[WHAT IS EXPECTED] All lines in the data bearing the string "злочин" should be identified and copied.

[Begin MATERIALS PROVIDED]

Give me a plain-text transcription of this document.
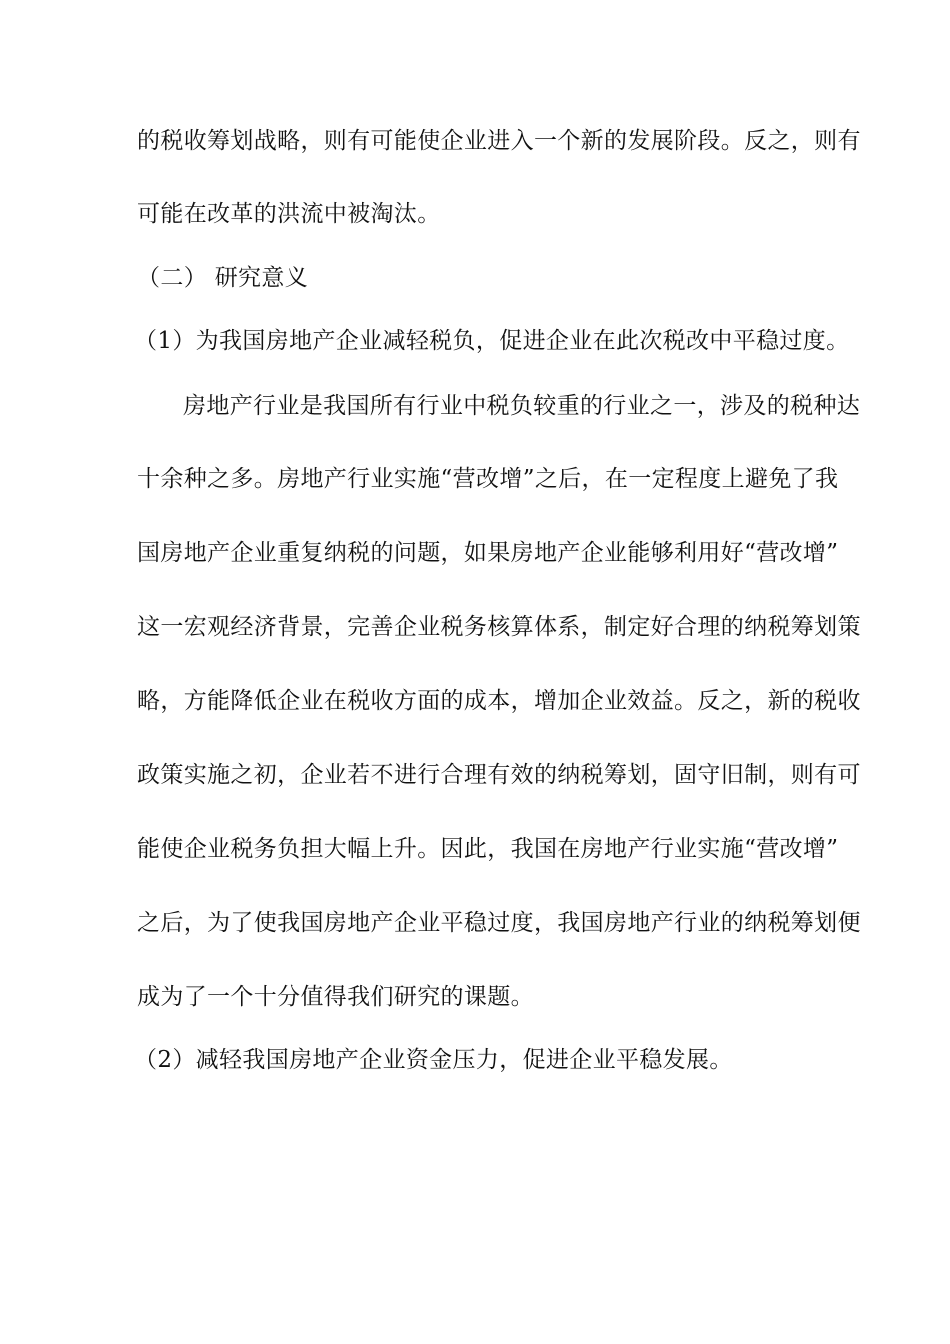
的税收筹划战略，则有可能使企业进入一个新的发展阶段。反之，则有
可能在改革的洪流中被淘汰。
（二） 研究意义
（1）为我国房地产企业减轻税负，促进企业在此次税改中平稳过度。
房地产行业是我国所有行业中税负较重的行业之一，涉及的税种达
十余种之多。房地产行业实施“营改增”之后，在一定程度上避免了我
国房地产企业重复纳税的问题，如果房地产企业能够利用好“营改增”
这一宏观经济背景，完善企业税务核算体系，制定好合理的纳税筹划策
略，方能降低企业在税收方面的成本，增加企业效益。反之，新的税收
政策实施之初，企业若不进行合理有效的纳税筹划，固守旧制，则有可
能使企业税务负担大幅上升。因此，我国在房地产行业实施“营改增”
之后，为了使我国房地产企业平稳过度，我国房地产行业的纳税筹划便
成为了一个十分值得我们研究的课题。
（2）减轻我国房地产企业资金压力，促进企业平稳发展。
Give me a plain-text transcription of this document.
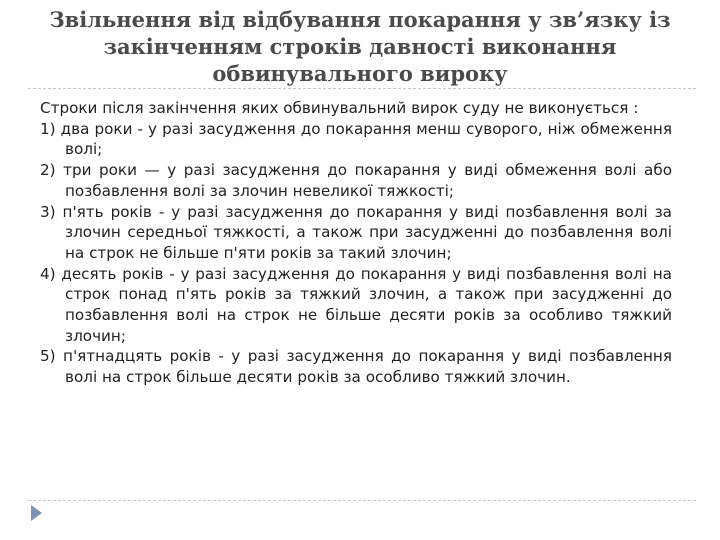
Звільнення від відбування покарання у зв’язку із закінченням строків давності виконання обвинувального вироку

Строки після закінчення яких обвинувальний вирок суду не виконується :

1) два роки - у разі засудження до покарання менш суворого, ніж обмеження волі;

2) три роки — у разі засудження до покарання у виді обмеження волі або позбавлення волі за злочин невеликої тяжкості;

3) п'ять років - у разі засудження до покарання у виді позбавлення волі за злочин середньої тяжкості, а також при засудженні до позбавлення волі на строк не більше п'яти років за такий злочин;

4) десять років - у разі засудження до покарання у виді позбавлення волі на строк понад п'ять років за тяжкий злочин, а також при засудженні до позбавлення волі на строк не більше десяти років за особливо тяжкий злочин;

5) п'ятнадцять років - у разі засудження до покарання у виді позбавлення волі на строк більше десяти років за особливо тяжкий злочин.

[End MATERIALS PROVIDED]
[Begin MATERIALS PROVIDED]

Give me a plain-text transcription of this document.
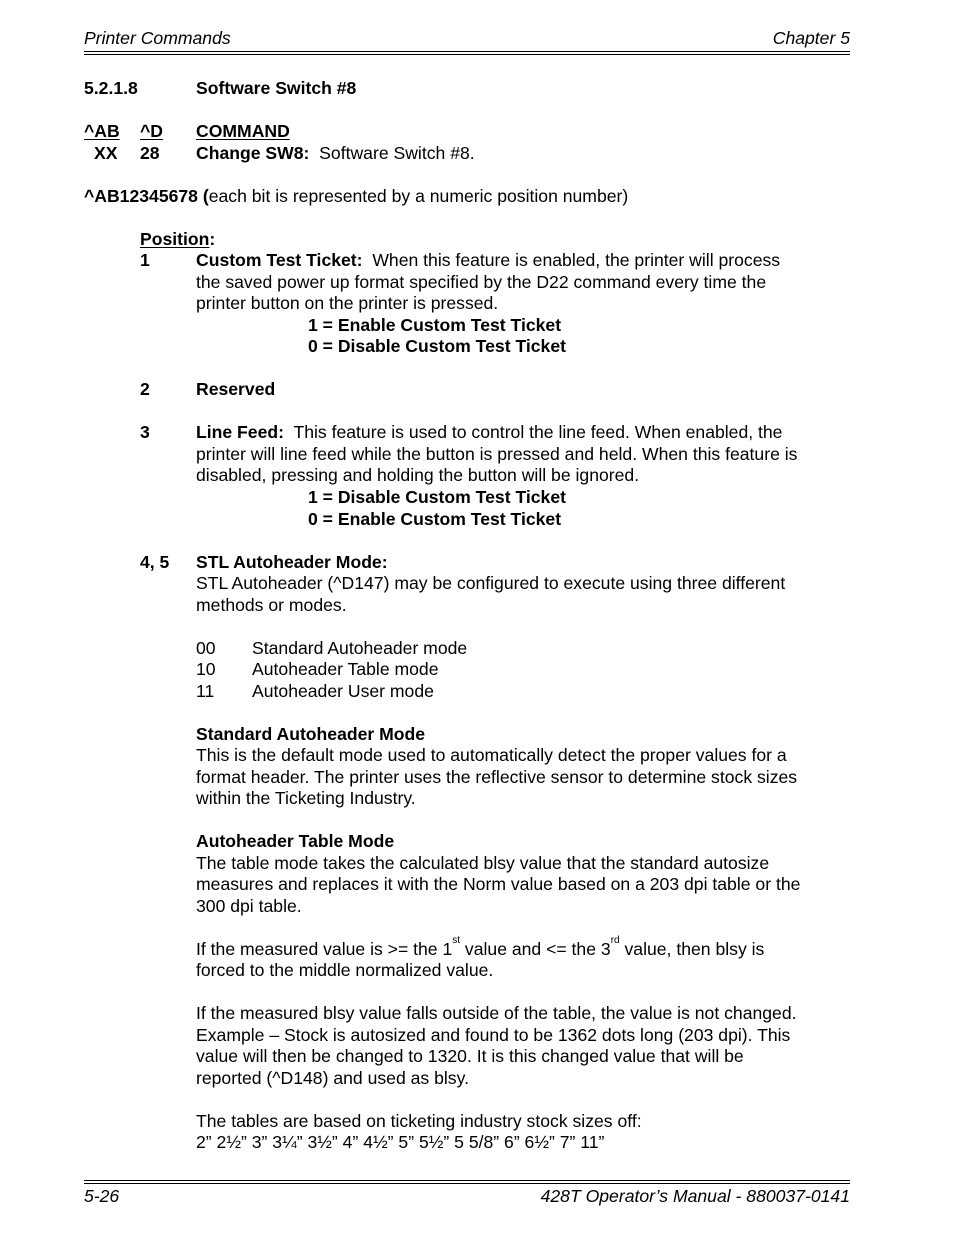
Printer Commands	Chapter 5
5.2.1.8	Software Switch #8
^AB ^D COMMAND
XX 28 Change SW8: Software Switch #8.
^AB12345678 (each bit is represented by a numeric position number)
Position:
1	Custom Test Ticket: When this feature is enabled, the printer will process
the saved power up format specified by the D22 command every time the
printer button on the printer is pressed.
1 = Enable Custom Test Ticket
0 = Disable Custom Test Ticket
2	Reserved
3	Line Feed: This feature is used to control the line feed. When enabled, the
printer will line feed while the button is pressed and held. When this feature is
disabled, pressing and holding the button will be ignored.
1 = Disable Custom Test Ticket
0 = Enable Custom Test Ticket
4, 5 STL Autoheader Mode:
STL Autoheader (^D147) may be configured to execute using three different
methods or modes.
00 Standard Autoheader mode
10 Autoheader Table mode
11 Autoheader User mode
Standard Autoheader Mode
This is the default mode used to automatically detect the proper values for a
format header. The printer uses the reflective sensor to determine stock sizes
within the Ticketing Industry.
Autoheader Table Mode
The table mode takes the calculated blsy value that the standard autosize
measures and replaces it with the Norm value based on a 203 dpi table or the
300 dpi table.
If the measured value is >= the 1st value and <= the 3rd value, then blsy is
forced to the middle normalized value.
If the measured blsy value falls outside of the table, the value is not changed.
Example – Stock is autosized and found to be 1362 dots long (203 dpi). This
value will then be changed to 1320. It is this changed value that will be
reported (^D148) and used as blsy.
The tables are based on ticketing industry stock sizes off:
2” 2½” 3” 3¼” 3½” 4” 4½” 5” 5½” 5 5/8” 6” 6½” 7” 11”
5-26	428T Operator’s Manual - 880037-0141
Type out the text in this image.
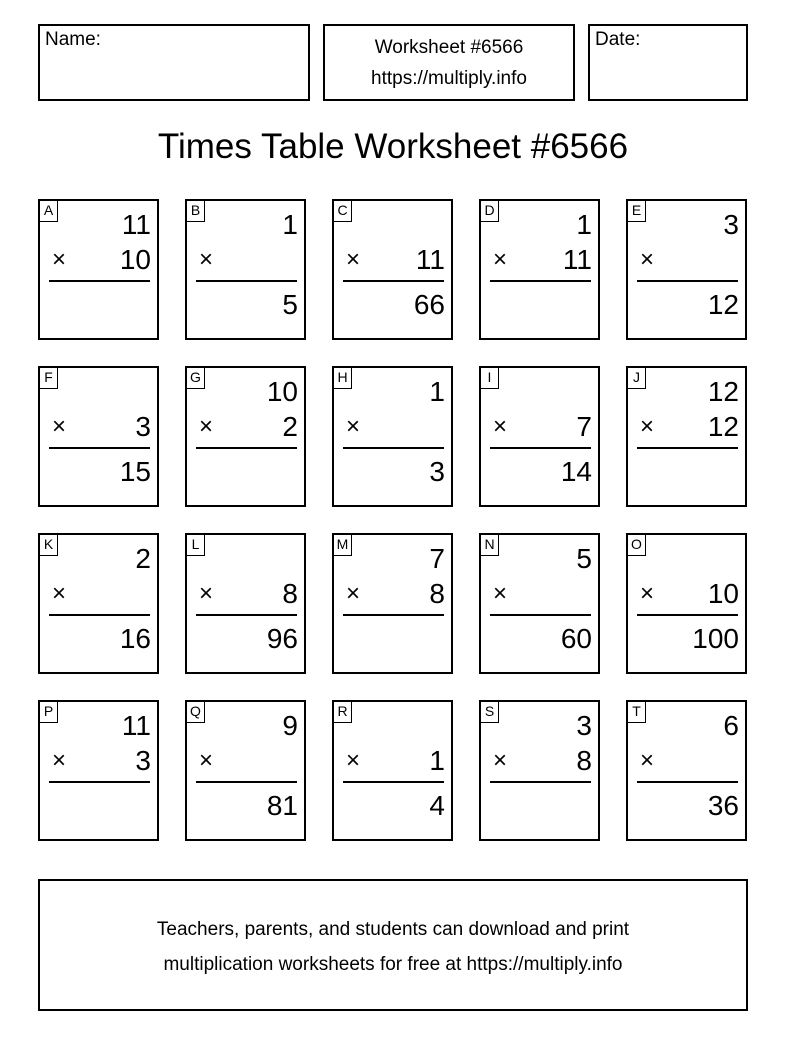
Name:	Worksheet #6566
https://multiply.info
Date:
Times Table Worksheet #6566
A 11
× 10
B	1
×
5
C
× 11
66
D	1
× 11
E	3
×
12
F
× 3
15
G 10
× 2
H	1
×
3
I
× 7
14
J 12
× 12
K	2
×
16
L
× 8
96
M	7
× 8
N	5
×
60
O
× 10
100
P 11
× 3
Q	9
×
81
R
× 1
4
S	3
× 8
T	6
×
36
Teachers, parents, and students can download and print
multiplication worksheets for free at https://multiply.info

[End MATERIALS PROVIDED]

[EXERCISE ANSWER]
2) три роки — у разі засудження до покарання у виді обмеження волі або позбавлення волі за злочин невеликої тяжкості;
3) п'ять років - у разі засудження до покарання у виді позбавлення волі за злочин середньої тяжкості, а також при засудженні до позбавлення волі на строк не більше п'яти років за такий злочин;
4) десять років - у разі засудження до покарання у виді позбавлення волі на строк понад п'ять років за тяжкий злочин, а також при засудженні до позбавлення волі на строк не більше десяти років за особливо тяжкий злочин;
5) п'ятнадцять років - у разі засудження до покарання у виді позбавлення волі на строк більше десяти років за особливо тяжкий злочин.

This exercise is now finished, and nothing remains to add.